— RECORDS FOR PROCESSING —
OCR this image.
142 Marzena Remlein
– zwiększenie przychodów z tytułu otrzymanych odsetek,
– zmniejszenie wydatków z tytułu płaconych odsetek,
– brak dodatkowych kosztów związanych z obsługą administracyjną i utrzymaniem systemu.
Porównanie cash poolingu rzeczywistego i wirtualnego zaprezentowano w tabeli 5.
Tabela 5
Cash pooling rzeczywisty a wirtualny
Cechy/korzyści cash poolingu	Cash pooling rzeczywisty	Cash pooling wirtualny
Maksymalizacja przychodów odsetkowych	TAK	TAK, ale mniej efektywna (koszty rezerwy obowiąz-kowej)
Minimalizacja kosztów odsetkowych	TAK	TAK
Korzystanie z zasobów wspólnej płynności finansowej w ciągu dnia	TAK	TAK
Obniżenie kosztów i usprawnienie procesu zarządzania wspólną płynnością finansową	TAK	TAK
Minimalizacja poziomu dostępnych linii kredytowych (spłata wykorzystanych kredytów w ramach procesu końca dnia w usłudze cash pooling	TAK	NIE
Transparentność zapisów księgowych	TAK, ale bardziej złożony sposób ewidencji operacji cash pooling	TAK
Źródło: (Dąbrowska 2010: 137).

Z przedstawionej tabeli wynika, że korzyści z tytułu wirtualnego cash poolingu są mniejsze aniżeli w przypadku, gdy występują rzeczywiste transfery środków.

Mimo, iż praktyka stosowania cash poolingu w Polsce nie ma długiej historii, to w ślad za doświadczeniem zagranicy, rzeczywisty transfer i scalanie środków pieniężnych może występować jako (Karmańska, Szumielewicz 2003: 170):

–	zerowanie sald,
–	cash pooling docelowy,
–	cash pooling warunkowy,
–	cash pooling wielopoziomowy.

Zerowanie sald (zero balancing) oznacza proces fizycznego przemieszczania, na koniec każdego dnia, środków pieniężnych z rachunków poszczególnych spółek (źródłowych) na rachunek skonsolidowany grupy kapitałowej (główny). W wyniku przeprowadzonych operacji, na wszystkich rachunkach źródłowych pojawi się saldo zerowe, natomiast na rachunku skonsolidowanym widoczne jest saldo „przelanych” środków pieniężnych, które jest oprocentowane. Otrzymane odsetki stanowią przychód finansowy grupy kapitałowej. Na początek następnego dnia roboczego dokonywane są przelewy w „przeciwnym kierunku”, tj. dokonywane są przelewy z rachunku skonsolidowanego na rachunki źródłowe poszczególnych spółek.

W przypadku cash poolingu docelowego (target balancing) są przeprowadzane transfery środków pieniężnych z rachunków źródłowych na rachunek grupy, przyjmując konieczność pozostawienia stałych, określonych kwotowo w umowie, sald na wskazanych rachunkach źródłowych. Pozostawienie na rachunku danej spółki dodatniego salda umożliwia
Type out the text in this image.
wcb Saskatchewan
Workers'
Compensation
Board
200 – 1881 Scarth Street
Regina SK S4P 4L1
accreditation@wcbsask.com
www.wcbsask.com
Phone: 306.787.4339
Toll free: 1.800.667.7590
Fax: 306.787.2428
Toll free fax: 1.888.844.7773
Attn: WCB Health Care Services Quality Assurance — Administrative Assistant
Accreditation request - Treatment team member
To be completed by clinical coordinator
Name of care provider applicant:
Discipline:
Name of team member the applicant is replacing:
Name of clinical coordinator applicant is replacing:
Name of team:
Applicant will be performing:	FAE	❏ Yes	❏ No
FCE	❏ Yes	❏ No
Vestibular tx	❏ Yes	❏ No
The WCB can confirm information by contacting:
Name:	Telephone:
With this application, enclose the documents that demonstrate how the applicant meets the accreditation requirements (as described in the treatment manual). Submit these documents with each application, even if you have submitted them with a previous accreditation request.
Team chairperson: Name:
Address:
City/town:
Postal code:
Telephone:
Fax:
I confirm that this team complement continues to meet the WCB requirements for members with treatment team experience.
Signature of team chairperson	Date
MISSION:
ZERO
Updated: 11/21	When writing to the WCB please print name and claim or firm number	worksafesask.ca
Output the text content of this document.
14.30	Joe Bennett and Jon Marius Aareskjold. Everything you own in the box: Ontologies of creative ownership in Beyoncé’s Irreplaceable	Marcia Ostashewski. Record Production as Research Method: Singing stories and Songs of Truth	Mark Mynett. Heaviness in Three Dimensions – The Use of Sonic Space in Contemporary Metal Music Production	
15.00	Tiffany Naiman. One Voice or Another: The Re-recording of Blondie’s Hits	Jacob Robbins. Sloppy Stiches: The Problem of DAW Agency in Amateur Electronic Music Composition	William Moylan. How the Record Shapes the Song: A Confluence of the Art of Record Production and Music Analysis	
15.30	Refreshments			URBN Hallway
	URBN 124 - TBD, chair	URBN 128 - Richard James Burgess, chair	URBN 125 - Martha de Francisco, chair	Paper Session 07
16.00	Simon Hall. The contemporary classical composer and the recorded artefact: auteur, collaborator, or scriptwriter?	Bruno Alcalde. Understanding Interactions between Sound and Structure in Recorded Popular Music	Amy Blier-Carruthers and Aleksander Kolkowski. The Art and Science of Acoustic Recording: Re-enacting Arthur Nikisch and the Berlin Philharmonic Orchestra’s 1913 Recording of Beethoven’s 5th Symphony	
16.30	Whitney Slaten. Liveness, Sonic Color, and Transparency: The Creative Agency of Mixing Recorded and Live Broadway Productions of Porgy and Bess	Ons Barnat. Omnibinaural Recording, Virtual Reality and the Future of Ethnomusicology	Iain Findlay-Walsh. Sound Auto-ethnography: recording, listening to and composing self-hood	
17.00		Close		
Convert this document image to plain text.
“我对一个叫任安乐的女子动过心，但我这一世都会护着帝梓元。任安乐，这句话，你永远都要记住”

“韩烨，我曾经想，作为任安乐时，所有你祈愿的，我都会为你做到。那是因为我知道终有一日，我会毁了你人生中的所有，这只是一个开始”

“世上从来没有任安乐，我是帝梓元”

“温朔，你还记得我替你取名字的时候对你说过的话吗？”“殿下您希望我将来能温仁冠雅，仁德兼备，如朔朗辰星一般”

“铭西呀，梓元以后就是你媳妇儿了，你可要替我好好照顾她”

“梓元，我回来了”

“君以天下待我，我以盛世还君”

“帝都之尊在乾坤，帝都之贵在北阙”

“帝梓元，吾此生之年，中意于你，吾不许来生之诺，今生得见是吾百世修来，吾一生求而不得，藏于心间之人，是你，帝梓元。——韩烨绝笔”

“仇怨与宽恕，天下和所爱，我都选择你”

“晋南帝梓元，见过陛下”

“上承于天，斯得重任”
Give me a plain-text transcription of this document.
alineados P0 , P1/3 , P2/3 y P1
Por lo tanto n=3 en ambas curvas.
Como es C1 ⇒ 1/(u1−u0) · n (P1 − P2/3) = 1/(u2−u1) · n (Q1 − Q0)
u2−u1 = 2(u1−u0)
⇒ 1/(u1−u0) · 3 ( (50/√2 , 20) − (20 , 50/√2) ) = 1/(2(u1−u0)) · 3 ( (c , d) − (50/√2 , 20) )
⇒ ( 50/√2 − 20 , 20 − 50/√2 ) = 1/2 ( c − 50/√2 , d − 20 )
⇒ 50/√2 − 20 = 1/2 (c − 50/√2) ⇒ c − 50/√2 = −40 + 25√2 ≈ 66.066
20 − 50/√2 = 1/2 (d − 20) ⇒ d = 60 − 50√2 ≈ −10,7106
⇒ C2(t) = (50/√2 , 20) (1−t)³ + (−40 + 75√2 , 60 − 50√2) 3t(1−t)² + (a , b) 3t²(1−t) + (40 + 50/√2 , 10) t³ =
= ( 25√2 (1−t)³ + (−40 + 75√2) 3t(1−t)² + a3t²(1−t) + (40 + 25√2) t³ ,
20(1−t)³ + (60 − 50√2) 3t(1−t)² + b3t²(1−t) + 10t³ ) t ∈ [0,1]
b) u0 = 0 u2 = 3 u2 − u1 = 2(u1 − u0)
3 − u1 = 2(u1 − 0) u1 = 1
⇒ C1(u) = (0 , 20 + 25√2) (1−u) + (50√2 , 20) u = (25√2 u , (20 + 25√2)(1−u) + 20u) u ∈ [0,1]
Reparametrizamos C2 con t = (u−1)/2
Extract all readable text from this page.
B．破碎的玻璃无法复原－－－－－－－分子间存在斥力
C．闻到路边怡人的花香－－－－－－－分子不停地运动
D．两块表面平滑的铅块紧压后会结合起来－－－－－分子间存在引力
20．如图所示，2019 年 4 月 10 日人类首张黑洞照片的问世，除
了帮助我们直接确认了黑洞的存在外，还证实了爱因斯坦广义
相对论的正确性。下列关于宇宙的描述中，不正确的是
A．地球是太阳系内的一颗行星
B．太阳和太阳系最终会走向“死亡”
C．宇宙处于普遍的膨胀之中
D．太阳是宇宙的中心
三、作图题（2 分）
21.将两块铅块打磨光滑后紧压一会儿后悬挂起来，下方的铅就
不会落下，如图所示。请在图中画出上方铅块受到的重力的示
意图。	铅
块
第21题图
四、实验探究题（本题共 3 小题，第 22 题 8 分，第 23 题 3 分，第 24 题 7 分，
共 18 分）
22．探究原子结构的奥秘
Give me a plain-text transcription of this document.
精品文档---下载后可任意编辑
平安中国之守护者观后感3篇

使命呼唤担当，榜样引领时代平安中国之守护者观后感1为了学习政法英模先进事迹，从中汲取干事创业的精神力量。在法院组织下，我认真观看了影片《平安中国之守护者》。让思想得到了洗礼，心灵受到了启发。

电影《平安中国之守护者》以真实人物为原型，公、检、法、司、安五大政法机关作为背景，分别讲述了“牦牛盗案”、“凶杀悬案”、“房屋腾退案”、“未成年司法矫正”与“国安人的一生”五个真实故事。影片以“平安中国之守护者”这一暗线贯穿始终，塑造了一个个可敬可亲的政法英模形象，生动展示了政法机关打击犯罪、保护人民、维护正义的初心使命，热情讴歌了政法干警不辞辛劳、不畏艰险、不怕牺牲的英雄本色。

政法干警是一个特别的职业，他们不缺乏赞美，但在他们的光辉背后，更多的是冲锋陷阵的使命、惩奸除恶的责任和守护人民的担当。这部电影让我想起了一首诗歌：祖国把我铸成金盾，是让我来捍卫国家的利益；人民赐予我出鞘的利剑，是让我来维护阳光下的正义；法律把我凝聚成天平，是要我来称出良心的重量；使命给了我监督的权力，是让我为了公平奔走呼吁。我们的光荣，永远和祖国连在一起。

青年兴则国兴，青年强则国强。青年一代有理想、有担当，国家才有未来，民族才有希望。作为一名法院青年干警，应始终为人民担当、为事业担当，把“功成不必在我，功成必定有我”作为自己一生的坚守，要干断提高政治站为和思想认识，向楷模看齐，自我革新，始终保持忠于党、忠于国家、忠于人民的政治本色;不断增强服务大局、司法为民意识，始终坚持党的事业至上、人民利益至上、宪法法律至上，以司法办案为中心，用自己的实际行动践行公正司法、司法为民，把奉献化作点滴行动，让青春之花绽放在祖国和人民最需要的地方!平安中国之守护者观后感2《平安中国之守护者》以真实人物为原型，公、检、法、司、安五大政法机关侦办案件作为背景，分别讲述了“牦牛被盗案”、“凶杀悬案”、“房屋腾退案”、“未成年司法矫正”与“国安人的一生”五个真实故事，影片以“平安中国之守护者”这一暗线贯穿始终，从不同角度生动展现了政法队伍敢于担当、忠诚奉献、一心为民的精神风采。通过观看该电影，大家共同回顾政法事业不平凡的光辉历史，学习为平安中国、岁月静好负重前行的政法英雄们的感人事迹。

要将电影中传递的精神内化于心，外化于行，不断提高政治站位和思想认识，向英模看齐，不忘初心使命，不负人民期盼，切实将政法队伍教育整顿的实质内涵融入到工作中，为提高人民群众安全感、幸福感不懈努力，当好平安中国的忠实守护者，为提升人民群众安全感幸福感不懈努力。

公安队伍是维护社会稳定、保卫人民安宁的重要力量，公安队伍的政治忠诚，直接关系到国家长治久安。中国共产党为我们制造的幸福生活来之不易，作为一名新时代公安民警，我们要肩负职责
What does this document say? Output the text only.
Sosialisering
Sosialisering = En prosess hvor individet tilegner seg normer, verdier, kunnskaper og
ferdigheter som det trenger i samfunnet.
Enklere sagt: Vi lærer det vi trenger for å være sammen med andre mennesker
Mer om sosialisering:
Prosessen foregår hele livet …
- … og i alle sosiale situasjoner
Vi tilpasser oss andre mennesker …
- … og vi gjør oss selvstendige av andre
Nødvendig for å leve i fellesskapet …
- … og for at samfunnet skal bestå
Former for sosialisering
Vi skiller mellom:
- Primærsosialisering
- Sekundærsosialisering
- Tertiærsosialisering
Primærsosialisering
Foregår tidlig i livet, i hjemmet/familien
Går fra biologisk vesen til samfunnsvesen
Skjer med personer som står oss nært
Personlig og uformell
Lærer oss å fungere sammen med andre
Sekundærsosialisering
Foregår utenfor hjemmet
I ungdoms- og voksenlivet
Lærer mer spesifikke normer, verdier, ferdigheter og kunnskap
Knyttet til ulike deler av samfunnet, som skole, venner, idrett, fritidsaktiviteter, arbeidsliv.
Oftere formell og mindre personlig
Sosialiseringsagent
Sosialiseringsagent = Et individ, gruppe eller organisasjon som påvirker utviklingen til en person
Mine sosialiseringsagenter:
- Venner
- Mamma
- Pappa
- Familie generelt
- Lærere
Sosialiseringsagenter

— WHAT YOU WILL DO —
Collect the lines of the records that include the string "Primærsosialisering".

— OUTPUT OF THE EXERCISE —
- Primærsosialisering
Primærsosialisering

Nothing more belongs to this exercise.